■ **Requirement**:
Produce an exact copy of all the records.

== Entries

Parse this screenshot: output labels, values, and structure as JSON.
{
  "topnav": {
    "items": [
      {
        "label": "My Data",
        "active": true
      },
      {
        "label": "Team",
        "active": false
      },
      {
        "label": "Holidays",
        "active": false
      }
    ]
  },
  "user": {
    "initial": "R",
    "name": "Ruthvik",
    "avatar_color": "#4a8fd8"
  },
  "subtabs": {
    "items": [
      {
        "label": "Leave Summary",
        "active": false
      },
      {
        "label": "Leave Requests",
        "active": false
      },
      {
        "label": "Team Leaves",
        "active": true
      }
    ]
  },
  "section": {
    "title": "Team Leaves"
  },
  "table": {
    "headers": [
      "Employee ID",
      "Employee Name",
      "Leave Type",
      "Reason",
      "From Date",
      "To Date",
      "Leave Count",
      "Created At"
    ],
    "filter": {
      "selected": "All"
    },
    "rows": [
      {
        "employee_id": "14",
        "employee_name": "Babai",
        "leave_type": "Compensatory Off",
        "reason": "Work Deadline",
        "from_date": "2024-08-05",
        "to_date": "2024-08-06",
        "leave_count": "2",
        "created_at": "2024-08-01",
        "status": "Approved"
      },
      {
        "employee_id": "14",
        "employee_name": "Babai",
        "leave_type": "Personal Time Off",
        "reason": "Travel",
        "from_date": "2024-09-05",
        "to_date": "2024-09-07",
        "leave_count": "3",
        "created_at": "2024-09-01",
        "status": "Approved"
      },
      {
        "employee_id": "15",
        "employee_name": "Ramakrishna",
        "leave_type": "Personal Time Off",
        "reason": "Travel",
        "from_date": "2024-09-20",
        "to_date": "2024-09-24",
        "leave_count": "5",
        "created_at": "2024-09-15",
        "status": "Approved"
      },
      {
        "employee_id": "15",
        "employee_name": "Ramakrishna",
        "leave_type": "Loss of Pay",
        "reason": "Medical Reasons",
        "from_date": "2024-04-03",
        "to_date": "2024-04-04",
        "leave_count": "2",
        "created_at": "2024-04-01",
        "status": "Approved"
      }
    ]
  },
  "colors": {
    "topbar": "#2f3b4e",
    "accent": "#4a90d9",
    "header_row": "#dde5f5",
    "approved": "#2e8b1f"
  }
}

====

■ **Exercise result**:
Parse this screenshot: output labels, values, and structure as JSON.
{
  "topnav": {
    "items": [
      {
        "label": "My Data",
        "active": true
      },
      {
        "label": "Team",
        "active": false
      },
      {
        "label": "Holidays",
        "active": false
      }
    ]
  },
  "user": {
    "initial": "R",
    "name": "Ruthvik",
    "avatar_color": "#4a8fd8"
  },
  "subtabs": {
    "items": [
      {
        "label": "Leave Summary",
        "active": false
      },
      {
        "label": "Leave Requests",
        "active": false
      },
      {
        "label": "Team Leaves",
        "active": true
      }
    ]
  },
  "section": {
    "title": "Team Leaves"
  },
  "table": {
    "headers": [
      "Employee ID",
      "Employee Name",
      "Leave Type",
      "Reason",
      "From Date",
      "To Date",
      "Leave Count",
      "Created At"
    ],
    "filter": {
      "selected": "All"
    },
    "rows": [
      {
        "employee_id": "14",
        "employee_name": "Babai",
        "leave_type": "Compensatory Off",
        "reason": "Work Deadline",
        "from_date": "2024-08-05",
        "to_date": "2024-08-06",
        "leave_count": "2",
        "created_at": "2024-08-01",
        "status": "Approved"
      },
      {
        "employee_id": "14",
        "employee_name": "Babai",
        "leave_type": "Personal Time Off",
        "reason": "Travel",
        "from_date": "2024-09-05",
        "to_date": "2024-09-07",
        "leave_count": "3",
        "created_at": "2024-09-01",
        "status": "Approved"
      },
      {
        "employee_id": "15",
        "employee_name": "Ramakrishna",
        "leave_type": "Personal Time Off",
        "reason": "Travel",
        "from_date": "2024-09-20",
        "to_date": "2024-09-24",
        "leave_count": "5",
        "created_at": "2024-09-15",
        "status": "Approved"
      },
      {
        "employee_id": "15",
        "employee_name": "Ramakrishna",
        "leave_type": "Loss of Pay",
        "reason": "Medical Reasons",
        "from_date": "2024-04-03",
        "to_date": "2024-04-04",
        "leave_count": "2",
        "created_at": "2024-04-01",
        "status": "Approved"
      }
    ]
  },
  "colors": {
    "topbar": "#2f3b4e",
    "accent": "#4a90d9",
    "header_row": "#dde5f5",
    "approved": "#2e8b1f"
  }
}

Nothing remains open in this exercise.